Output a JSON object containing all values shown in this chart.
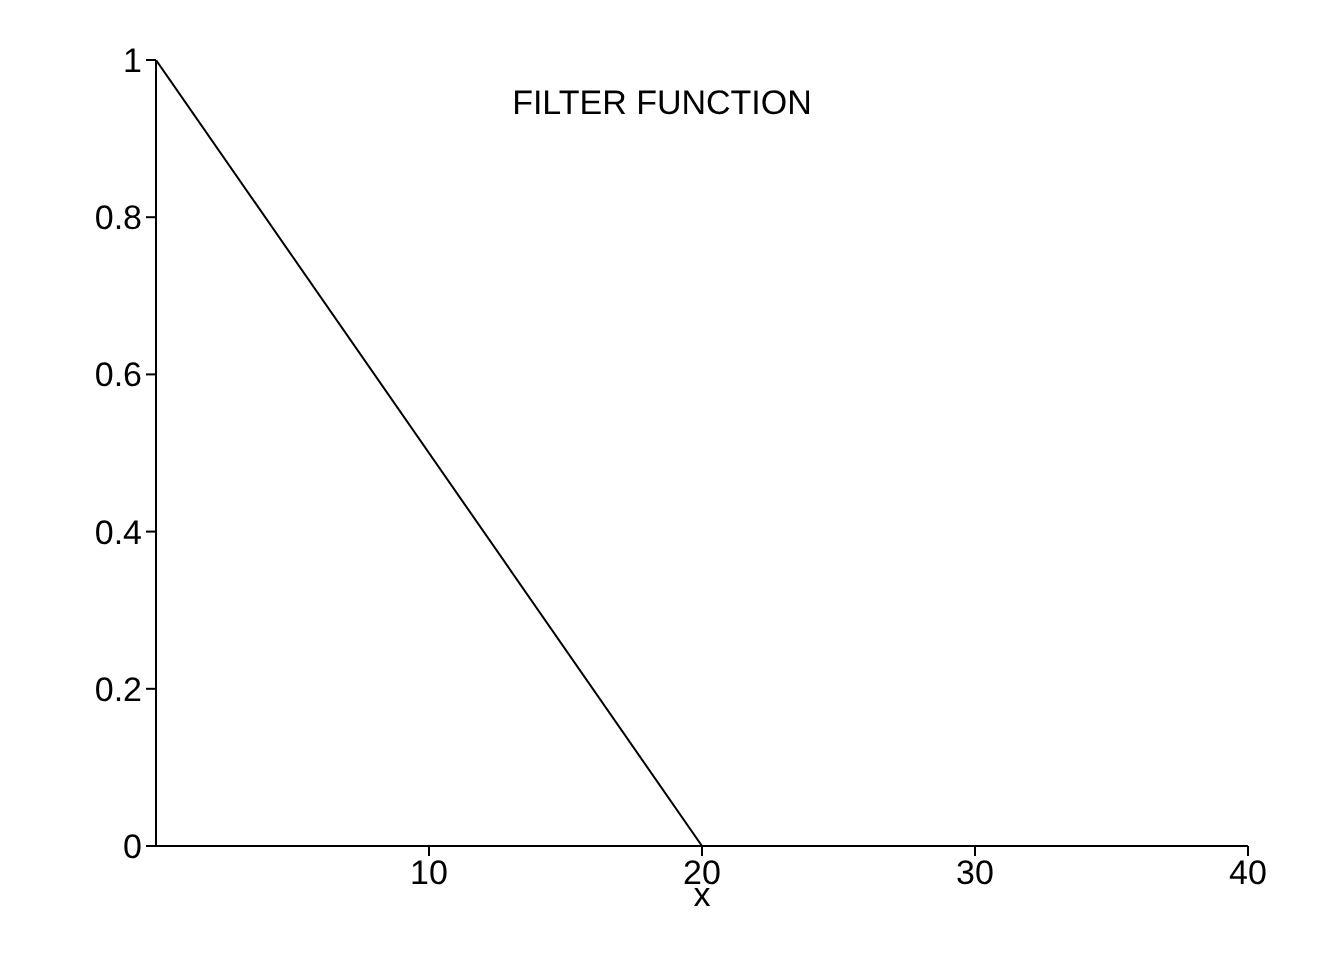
{
  "chart_data": {
    "type": "line",
    "title": "FILTER FUNCTION",
    "xlabel": "x",
    "x": [
      0,
      20,
      40
    ],
    "series": [
      {
        "color": "#000000",
        "values": [
          1,
          0,
          0
        ]
      }
    ],
    "xlim": [
      0,
      40
    ],
    "xticks": [
      10,
      20,
      30,
      40
    ],
    "ylim": [
      0,
      1
    ],
    "yticks": [
      0,
      0.2,
      0.4,
      0.6,
      0.8,
      1
    ],
    "grid": false,
    "legend": false,
    "marker": "none",
    "line_style": "solid"
  }
}
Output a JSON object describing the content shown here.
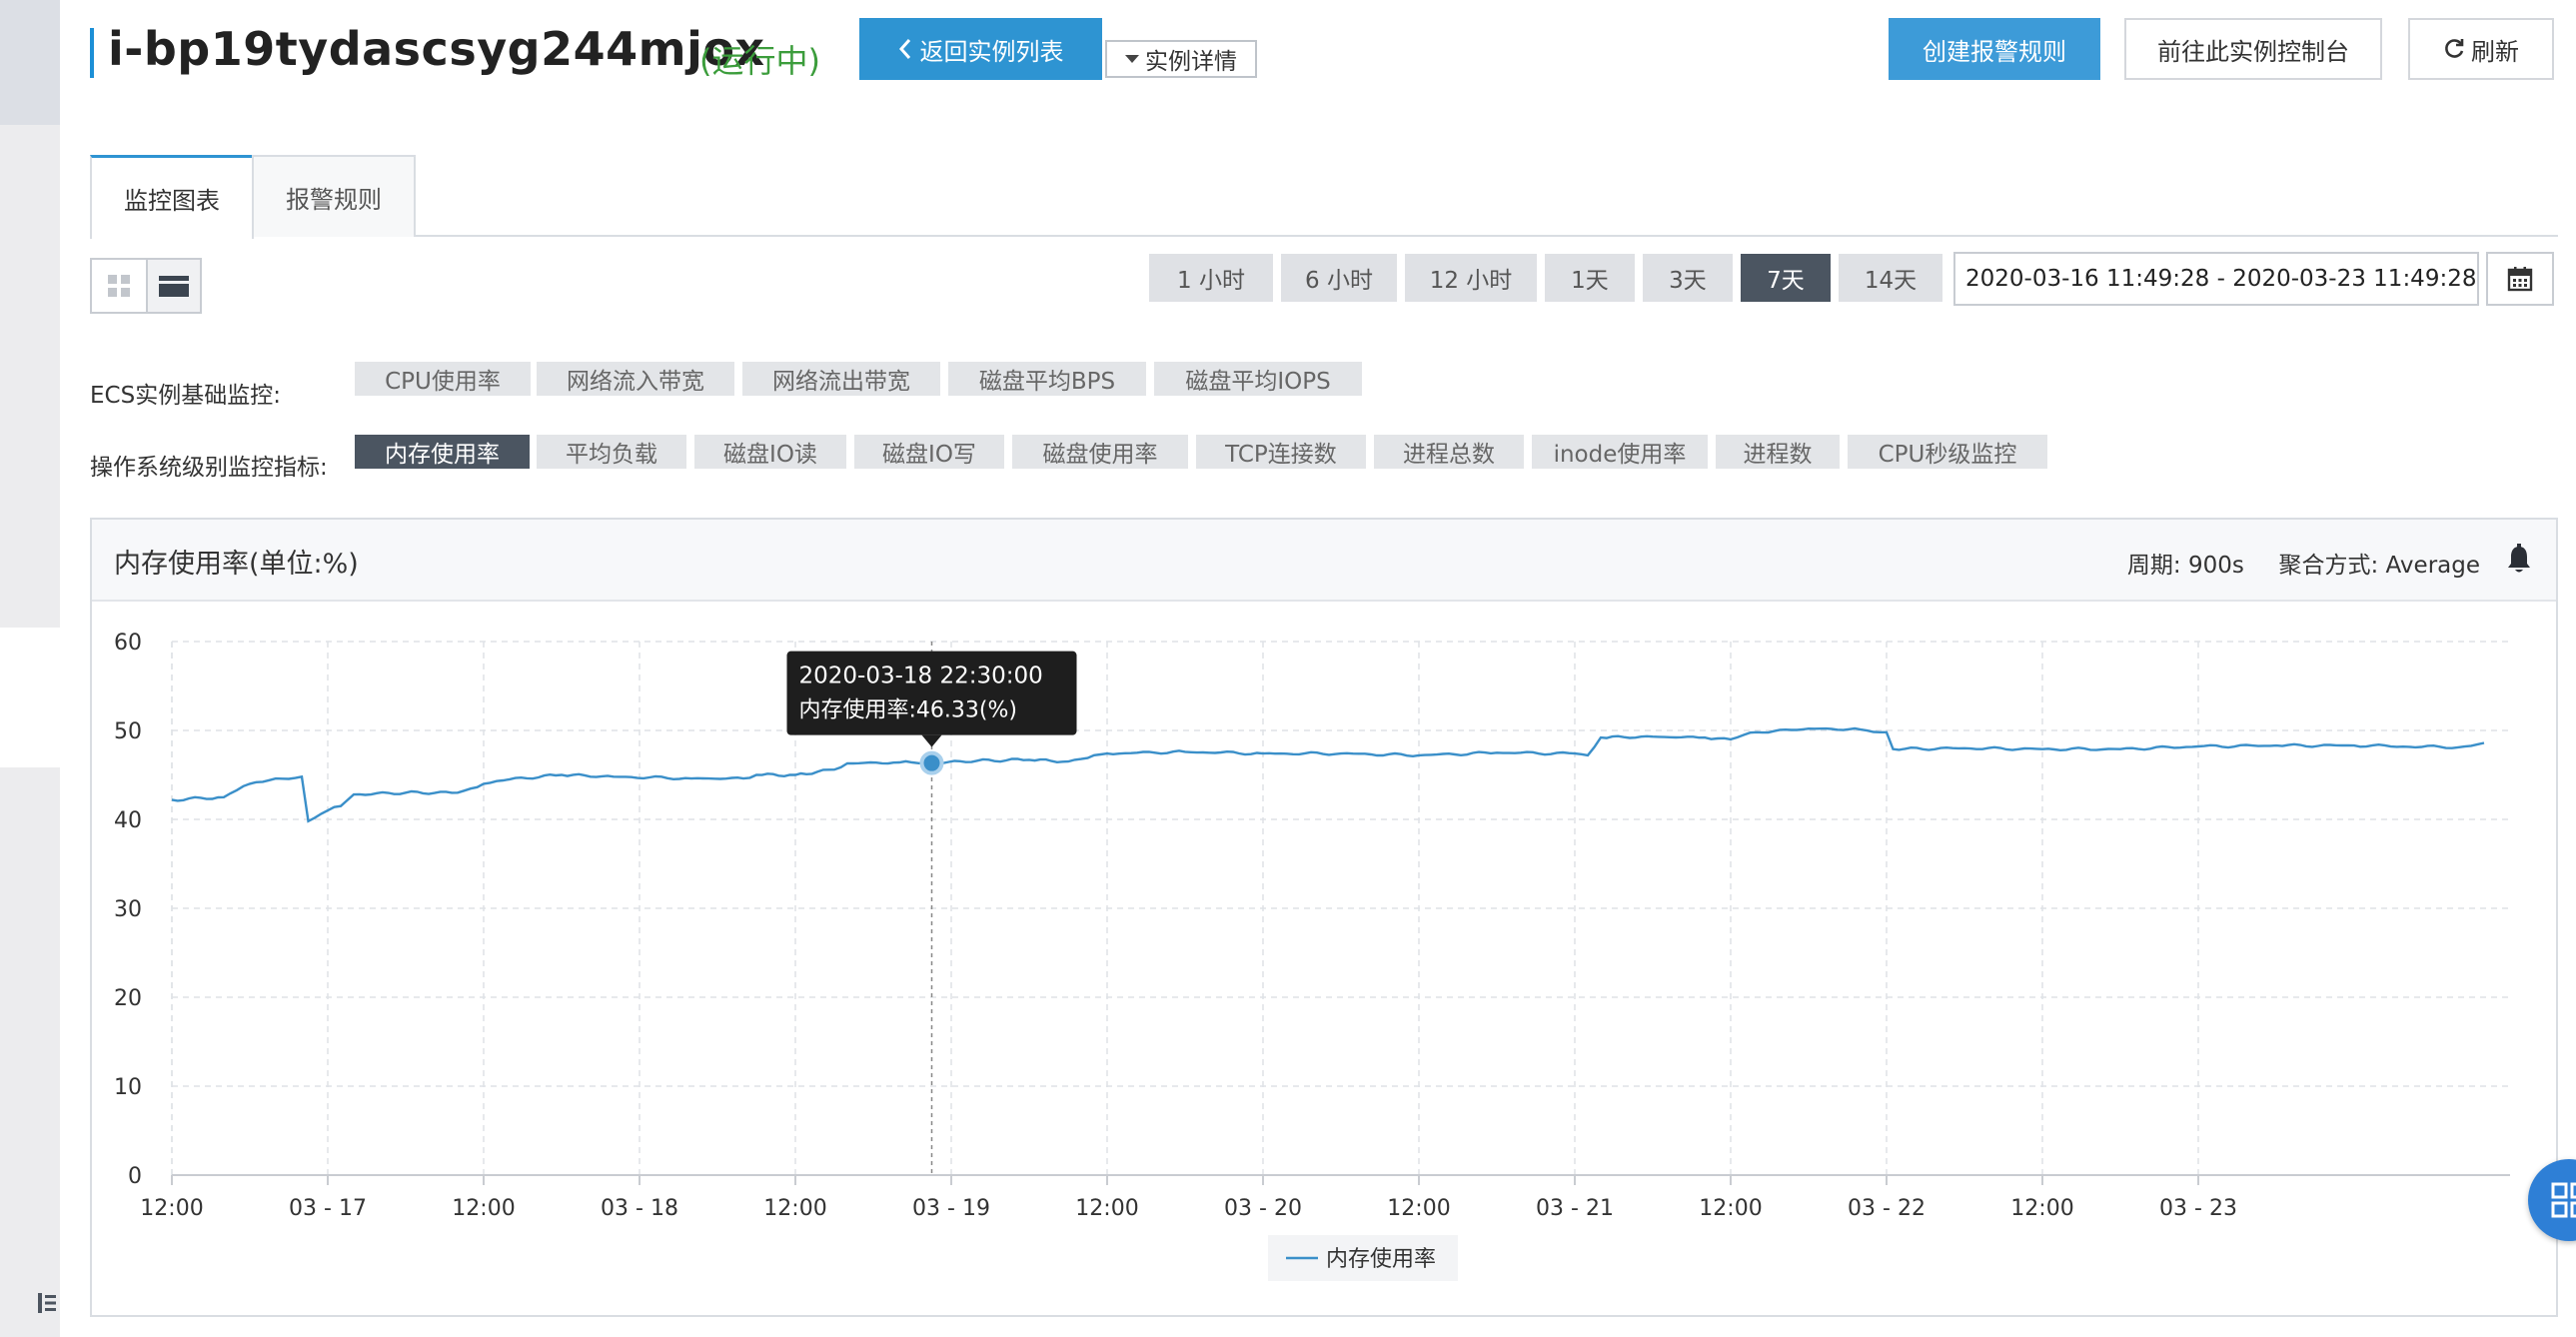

□ □ □

Repeat the entries exactly. Pictures are excluded from the copy.

Correct response:
Output a JSON object containing all values shown in this chart.
{
  "chart_data": {
    "type": "line",
    "title": "FILTER FUNCTION",
    "xlabel": "x",
    "x": [
      0,
      20,
      40
    ],
    "series": [
      {
        "color": "#000000",
        "values": [
          1,
          0,
          0
        ]
      }
    ],
    "xlim": [
      0,
      40
    ],
    "xticks": [
      10,
      20,
      30,
      40
    ],
    "ylim": [
      0,
      1
    ],
    "yticks": [
      0,
      0.2,
      0.4,
      0.6,
      0.8,
      1
    ],
    "grid": false,
    "legend": false,
    "marker": "none",
    "line_style": "solid"
  }
}
Output a JSON object describing the content shown here.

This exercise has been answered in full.